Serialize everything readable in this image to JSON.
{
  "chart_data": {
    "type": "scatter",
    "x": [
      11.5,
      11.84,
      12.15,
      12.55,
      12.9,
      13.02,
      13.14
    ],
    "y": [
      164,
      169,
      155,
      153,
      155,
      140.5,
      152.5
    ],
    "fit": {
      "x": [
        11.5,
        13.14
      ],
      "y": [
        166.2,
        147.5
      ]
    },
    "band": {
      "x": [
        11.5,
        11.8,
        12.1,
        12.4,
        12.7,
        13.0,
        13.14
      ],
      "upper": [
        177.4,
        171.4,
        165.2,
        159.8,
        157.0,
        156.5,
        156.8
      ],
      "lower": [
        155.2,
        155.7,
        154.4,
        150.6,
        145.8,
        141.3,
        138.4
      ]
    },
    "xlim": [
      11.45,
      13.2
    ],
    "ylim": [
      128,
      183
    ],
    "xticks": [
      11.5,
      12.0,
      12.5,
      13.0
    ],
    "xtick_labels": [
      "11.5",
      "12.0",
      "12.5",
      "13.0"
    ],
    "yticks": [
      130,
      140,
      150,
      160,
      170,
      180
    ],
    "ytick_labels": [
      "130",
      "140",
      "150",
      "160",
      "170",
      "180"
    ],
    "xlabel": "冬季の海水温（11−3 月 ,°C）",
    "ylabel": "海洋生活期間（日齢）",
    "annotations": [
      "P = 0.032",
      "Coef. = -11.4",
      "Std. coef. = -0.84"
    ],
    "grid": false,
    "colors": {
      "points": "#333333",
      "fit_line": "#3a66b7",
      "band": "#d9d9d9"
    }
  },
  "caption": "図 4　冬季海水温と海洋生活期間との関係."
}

..........

• Prompt: Give back the whole listing exactly as it reads.

• Solution below:
Serialize everything readable in this image to JSON.
{
  "chart_data": {
    "type": "scatter",
    "x": [
      11.5,
      11.84,
      12.15,
      12.55,
      12.9,
      13.02,
      13.14
    ],
    "y": [
      164,
      169,
      155,
      153,
      155,
      140.5,
      152.5
    ],
    "fit": {
      "x": [
        11.5,
        13.14
      ],
      "y": [
        166.2,
        147.5
      ]
    },
    "band": {
      "x": [
        11.5,
        11.8,
        12.1,
        12.4,
        12.7,
        13.0,
        13.14
      ],
      "upper": [
        177.4,
        171.4,
        165.2,
        159.8,
        157.0,
        156.5,
        156.8
      ],
      "lower": [
        155.2,
        155.7,
        154.4,
        150.6,
        145.8,
        141.3,
        138.4
      ]
    },
    "xlim": [
      11.45,
      13.2
    ],
    "ylim": [
      128,
      183
    ],
    "xticks": [
      11.5,
      12.0,
      12.5,
      13.0
    ],
    "xtick_labels": [
      "11.5",
      "12.0",
      "12.5",
      "13.0"
    ],
    "yticks": [
      130,
      140,
      150,
      160,
      170,
      180
    ],
    "ytick_labels": [
      "130",
      "140",
      "150",
      "160",
      "170",
      "180"
    ],
    "xlabel": "冬季の海水温（11−3 月 ,°C）",
    "ylabel": "海洋生活期間（日齢）",
    "annotations": [
      "P = 0.032",
      "Coef. = -11.4",
      "Std. coef. = -0.84"
    ],
    "grid": false,
    "colors": {
      "points": "#333333",
      "fit_line": "#3a66b7",
      "band": "#d9d9d9"
    }
  },
  "caption": "図 4　冬季海水温と海洋生活期間との関係."
}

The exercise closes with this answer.